#### What is needed:
Write out the lines below as a JSON list of strings, one string per line and no blank lines. Begin at the first line and end at the line containing "- disclaimer: (주)카카오는", including both.

Lines excerpted from a collection

****************************************

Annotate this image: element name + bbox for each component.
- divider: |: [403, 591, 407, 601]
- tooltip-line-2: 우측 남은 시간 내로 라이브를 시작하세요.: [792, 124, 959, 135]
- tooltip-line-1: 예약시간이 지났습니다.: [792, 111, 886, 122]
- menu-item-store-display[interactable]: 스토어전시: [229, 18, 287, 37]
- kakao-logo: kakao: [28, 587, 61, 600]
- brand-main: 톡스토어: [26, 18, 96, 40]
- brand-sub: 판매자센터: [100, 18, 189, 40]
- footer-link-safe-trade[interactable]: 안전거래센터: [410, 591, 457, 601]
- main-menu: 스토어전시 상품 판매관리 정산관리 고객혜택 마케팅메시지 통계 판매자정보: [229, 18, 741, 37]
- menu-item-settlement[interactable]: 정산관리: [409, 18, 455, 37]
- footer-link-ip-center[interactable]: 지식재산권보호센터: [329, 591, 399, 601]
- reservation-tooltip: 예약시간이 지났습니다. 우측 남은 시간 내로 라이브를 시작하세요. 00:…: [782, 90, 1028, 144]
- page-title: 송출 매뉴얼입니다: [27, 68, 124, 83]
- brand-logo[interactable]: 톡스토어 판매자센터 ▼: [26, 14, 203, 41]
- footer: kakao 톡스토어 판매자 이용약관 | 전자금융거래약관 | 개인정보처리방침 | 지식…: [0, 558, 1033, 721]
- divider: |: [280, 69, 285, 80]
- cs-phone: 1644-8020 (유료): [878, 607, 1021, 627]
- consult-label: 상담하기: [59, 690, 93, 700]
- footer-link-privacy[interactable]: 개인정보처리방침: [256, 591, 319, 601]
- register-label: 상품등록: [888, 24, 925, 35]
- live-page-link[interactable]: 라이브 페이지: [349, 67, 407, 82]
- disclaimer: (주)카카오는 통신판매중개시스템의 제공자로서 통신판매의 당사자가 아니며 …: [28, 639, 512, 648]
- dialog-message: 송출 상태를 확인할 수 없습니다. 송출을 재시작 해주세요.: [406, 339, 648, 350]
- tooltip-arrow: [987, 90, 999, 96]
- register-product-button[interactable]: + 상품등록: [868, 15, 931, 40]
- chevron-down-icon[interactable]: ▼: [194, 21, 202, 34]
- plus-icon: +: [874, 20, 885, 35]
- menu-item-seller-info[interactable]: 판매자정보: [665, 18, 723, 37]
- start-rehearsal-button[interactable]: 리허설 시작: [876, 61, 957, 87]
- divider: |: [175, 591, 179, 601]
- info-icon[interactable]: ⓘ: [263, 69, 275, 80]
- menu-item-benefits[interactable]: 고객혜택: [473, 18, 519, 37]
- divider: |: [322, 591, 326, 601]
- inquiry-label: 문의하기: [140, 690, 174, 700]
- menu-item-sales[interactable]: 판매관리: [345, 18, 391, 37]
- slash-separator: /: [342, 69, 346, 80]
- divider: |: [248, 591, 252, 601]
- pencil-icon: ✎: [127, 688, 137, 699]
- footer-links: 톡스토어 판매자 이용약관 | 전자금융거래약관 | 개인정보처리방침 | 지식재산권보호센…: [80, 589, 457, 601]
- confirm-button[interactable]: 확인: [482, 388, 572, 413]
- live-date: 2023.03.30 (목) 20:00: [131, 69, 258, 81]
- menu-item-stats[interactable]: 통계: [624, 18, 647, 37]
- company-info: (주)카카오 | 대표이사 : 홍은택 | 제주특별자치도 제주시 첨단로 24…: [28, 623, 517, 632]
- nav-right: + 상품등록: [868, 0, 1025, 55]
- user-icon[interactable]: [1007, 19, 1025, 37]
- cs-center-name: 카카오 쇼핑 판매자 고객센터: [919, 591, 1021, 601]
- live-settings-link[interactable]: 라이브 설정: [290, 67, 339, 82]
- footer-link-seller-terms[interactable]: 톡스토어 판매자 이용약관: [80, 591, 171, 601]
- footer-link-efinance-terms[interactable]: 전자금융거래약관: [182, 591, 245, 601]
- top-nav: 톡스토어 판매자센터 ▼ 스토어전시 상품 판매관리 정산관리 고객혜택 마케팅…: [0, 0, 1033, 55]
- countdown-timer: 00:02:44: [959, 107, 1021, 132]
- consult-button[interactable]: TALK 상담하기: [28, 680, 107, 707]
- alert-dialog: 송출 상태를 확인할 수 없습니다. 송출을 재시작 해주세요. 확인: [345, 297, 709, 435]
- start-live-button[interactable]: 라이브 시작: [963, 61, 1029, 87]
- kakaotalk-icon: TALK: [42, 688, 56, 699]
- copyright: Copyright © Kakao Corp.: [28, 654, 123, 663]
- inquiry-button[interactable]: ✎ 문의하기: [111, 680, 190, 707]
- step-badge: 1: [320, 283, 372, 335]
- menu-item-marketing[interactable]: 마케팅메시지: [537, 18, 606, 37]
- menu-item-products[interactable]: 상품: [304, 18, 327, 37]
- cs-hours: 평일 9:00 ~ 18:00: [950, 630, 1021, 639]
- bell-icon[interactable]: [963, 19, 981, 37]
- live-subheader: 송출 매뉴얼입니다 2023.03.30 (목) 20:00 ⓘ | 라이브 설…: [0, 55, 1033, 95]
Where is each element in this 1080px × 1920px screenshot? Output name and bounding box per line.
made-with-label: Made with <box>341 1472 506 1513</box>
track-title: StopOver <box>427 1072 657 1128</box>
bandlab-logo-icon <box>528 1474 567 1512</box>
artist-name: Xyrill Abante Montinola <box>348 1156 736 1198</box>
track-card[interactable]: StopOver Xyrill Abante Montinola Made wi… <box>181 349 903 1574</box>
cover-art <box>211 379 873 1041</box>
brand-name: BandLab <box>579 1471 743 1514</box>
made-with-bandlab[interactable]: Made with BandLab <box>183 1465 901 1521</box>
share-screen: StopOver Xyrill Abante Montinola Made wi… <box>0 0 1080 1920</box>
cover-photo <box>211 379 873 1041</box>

****************************************

#### Solution to the exercise:
[
  "Annotate this image: element name + bbox for each component.",
  "- divider: |: [403, 591, 407, 601]",
  "- tooltip-line-2: 우측 남은 시간 내로 라이브를 시작하세요.: [792, 124, 959, 135]",
  "- tooltip-line-1: 예약시간이 지났습니다.: [792, 111, 886, 122]",
  "- menu-item-store-display[interactable]: 스토어전시: [229, 18, 287, 37]",
  "- kakao-logo: kakao: [28, 587, 61, 600]",
  "- brand-main: 톡스토어: [26, 18, 96, 40]",
  "- brand-sub: 판매자센터: [100, 18, 189, 40]",
  "- footer-link-safe-trade[interactable]: 안전거래센터: [410, 591, 457, 601]",
  "- main-menu: 스토어전시 상품 판매관리 정산관리 고객혜택 마케팅메시지 통계 판매자정보: [229, 18, 741, 37]",
  "- menu-item-settlement[interactable]: 정산관리: [409, 18, 455, 37]",
  "- footer-link-ip-center[interactable]: 지식재산권보호센터: [329, 591, 399, 601]",
  "- reservation-tooltip: 예약시간이 지났습니다. 우측 남은 시간 내로 라이브를 시작하세요. 00:…: [782, 90, 1028, 144]",
  "- page-title: 송출 매뉴얼입니다: [27, 68, 124, 83]",
  "- brand-logo[interactable]: 톡스토어 판매자센터 ▼: [26, 14, 203, 41]",
  "- footer: kakao 톡스토어 판매자 이용약관 | 전자금융거래약관 | 개인정보처리방침 | 지식…: [0, 558, 1033, 721]",
  "- divider: |: [280, 69, 285, 80]",
  "- cs-phone: 1644-8020 (유료): [878, 607, 1021, 627]",
  "- consult-label: 상담하기: [59, 690, 93, 700]",
  "- footer-link-privacy[interactable]: 개인정보처리방침: [256, 591, 319, 601]",
  "- register-label: 상품등록: [888, 24, 925, 35]",
  "- live-page-link[interactable]: 라이브 페이지: [349, 67, 407, 82]",
  "- disclaimer: (주)카카오는 통신판매중개시스템의 제공자로서 통신판매의 당사자가 아니며 …: [28, 639, 512, 648]"
]